**Given problem 1**
According to the Binder Project notes, where does one deployment of BinderHub exist?

**Text extract**
● ● ● ● ● ● ●

YouTubeVideo('KVR1_cVlLRE', width=1000, height=800)

Enter Binder Project

  • Released on May, 2016

  • Updated 2.0 on November, 2019

  • The Binder Project is an open community that makes it possible to create shareable, interactive, reproducible environments.

  • The main technical product that the community creates is called BinderHub, and one deployment of a BinderHub exists at mybinder.org.

  • Who is it for?:

    • Researchers, Educators, people analyzing data and people trying to communicate the data analysis to others!!

BinderHub

BinderHub connects several services together to provide on-the-fly creation and registry of Docker images. It utilizes the following tools:

  • A cloud provider such Google Cloud, Microsoft Azure, Amazon EC2, and others

  • Kubernetes to manage resources on the cloud

  • Helm to configure and control Kubernetes

  • Docker to use containers that standardize computing environments

  • A BinderHub UI that users can access to specify Git repos they want built

  • BinderHub to generate Docker images using the URL of a Git repository

  • A Docker registry (such as gcr.io) that hosts container images

  • JupyterHub to deploy temporary containers for users

BinderHub Flow

Let’s Try it!

I have a Notebook. Now What!

From a security perspective, there are a few basic things that you can start doing to start integrating notebooks to your research operations.

Connect to your favorite SIEMs

  • ELK (Elasticsearch)

  • Splunk

  • Azure Sentinel (Workspace)

● ● ● ● ● ● ●

**Data supplied**

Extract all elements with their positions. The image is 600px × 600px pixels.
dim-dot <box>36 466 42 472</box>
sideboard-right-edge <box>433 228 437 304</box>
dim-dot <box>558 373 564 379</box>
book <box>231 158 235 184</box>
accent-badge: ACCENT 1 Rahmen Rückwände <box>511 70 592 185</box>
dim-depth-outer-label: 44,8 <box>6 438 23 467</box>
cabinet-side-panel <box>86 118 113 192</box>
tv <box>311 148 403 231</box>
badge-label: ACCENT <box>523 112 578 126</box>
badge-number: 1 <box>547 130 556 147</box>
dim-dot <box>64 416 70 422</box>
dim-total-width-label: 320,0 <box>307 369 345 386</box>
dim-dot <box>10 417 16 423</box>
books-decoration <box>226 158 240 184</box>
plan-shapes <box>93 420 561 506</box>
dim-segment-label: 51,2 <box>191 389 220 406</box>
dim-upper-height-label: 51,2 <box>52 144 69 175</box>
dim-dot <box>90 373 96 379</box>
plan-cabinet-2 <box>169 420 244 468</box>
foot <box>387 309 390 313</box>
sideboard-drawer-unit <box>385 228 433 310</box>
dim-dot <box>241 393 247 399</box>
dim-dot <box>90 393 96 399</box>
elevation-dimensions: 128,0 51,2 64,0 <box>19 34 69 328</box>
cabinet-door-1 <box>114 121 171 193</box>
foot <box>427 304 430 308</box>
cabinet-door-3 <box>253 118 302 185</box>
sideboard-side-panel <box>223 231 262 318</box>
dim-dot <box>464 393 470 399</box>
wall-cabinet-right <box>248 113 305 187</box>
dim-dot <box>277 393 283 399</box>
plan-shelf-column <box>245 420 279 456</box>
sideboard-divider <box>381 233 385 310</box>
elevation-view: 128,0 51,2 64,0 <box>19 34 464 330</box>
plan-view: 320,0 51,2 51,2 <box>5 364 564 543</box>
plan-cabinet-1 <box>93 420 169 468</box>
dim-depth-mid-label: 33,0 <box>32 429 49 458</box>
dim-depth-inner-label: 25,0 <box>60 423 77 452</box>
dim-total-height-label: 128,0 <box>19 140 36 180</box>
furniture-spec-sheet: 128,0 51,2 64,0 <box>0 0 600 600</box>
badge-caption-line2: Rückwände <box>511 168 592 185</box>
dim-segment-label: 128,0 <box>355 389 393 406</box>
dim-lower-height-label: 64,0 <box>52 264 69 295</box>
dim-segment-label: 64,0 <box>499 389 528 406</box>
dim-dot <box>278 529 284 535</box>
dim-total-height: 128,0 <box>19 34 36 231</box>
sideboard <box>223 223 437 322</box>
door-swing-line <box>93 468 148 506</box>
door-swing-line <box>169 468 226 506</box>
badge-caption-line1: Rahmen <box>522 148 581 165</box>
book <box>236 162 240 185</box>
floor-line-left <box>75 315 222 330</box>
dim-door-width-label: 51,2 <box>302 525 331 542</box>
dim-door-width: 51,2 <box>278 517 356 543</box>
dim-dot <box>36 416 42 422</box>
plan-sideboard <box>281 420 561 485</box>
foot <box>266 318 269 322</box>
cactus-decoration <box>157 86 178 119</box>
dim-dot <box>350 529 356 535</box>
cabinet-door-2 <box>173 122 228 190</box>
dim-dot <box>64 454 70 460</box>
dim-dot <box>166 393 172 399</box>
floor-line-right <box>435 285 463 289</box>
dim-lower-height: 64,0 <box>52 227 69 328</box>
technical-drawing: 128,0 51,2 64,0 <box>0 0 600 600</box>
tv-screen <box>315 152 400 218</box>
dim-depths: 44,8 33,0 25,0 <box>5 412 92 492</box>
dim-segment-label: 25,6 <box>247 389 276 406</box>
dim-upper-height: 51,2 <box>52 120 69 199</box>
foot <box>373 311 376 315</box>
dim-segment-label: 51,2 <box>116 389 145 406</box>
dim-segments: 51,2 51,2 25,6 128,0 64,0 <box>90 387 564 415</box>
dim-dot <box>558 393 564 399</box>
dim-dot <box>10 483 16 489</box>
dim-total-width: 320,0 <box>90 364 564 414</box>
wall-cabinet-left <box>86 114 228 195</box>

● ● ● ● ● ● ●

**Given problem 2**
Quote the rows from the first row through the line containing "accent-badge: ACCENT 1", both included, copying each line character for character.

**Correct result 1**
At mybinder.org.

**Correct result 2**
Extract all elements with their positions. The image is 600px × 600px pixels.
dim-dot <box>36 466 42 472</box>
sideboard-right-edge <box>433 228 437 304</box>
dim-dot <box>558 373 564 379</box>
book <box>231 158 235 184</box>
accent-badge: ACCENT 1 Rahmen Rückwände <box>511 70 592 185</box>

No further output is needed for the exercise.